◆ **EXCERPT**:
============

SPIRou Current Performances

System
Throughput in JHK (1)	7, 9, 9%
Peak SNR in 1h on H=11, 3100K star	100 per pix at 1.65micron
Magnitude for S/N=10 in 1h (2)	mH=14
Magnitude for 2m/s precision in 900s (3)	mH~7.0
Thermal background at 2.35 microns	100 ph/s/A between at 5C
On-sky aperture diameter	1.296"
Sensitivity of the guiding (4)	mH=11
Guiding loop	up to 50Hz for H<9, down to 1Hz for the faintest objects
Guiding CCD sampling	0.128arcsec/pix
Spectrograph
Wavelength Domain (5)	0.967-2.493 microns
Wavelength calibration	Uranium lamp, vacuum wavelength lines catalogue
Spectral Resolution from calibration lines (6)	65,000
Spectral Resolution from the broadening of stellar spectra (6)	70,000
Pixel size	2.28 km/s
Velocimeter
Radial-velocity accuracy (7)	12 cm/s (internal) ~2 m/s (on quiet M RV standards)
Method	spectral calibration: use of simultaneous FP
Polarimeter
Polarimetric sensitivity in stellar lines (8)	< 0.01%
Polarimetric crosstalk (9)	<3% (to be updated)

============

◆ **ABOUT THIS EXERCISE**:
Summarize the SPIRou performance table in two sentences.

◆ **DATA SECTION**:
============

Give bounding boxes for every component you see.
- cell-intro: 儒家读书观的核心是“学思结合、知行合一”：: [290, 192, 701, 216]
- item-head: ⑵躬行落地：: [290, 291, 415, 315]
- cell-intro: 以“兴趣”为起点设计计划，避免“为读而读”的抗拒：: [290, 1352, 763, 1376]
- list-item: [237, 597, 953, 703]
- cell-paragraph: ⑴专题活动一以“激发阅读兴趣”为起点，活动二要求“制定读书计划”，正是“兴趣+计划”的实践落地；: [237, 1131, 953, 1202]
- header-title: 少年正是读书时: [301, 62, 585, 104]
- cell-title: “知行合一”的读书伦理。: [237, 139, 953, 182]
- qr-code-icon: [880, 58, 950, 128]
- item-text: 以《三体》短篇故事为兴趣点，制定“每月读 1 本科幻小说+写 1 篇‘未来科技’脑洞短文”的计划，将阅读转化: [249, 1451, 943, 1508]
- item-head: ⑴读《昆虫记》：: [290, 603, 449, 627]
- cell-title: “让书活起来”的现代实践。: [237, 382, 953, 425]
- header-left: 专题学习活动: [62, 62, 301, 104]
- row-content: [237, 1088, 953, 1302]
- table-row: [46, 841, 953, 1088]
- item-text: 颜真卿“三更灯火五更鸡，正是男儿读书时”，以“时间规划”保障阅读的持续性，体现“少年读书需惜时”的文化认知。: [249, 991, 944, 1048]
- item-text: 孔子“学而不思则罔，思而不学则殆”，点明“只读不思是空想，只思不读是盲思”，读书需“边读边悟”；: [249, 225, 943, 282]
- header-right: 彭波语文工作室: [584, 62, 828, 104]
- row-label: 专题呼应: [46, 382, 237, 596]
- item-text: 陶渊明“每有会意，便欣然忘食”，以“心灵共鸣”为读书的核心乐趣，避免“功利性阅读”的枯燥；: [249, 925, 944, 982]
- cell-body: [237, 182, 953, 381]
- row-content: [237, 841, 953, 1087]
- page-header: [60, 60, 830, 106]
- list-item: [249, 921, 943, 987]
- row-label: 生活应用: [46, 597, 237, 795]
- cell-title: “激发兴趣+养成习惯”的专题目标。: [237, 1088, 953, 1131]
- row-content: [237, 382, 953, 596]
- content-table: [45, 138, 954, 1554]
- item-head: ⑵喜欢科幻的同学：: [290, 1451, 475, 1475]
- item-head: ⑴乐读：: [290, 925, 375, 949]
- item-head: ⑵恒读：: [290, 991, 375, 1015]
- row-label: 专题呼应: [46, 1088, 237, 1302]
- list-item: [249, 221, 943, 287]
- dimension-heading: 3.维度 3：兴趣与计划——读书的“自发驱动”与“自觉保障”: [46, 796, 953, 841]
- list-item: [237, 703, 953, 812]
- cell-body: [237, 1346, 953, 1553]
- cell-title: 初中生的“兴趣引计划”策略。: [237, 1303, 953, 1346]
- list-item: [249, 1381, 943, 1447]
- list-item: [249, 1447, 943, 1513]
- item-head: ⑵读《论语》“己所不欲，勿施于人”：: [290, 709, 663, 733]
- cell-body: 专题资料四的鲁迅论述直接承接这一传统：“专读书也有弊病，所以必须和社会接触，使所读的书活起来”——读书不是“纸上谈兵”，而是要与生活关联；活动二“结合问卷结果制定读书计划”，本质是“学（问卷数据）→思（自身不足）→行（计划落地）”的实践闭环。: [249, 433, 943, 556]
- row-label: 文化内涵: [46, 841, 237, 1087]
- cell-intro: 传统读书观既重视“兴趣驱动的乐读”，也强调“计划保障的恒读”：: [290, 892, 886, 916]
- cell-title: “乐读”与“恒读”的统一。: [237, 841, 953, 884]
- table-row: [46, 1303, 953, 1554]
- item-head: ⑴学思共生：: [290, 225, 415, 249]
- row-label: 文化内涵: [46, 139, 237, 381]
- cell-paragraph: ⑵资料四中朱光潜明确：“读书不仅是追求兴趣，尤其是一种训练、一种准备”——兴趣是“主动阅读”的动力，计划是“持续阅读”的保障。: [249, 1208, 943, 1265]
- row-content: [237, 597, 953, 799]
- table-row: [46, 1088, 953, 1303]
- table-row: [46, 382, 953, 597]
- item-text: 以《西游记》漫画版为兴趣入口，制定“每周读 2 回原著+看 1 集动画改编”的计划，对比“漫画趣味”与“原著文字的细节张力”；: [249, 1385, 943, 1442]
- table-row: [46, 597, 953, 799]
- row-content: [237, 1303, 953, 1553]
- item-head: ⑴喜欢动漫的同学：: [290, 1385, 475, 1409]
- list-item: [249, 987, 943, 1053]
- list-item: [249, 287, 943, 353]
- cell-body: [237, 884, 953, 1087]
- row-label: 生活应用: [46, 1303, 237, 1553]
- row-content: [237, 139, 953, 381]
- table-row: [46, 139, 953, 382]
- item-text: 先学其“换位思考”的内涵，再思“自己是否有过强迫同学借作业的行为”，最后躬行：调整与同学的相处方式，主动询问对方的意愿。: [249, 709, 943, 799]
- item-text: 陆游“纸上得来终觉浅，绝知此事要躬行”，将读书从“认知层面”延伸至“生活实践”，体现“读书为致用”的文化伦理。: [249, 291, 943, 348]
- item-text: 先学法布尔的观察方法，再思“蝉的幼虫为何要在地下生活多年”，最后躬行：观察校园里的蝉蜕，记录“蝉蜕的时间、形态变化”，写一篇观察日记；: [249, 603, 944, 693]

============

◆ **OUTPUT BELOW**:
SPIRou covers wavelengths from 0.967 to 2.493 microns, with a spectral resolution of 65,000 measured from calibration lines and 70,000 from the broadening of stellar spectra. Its radial-velocity accuracy is 12 cm/s internally and about 2 m/s on quiet M RV standards, and its polarimetric sensitivity in stellar lines is below 0.01%.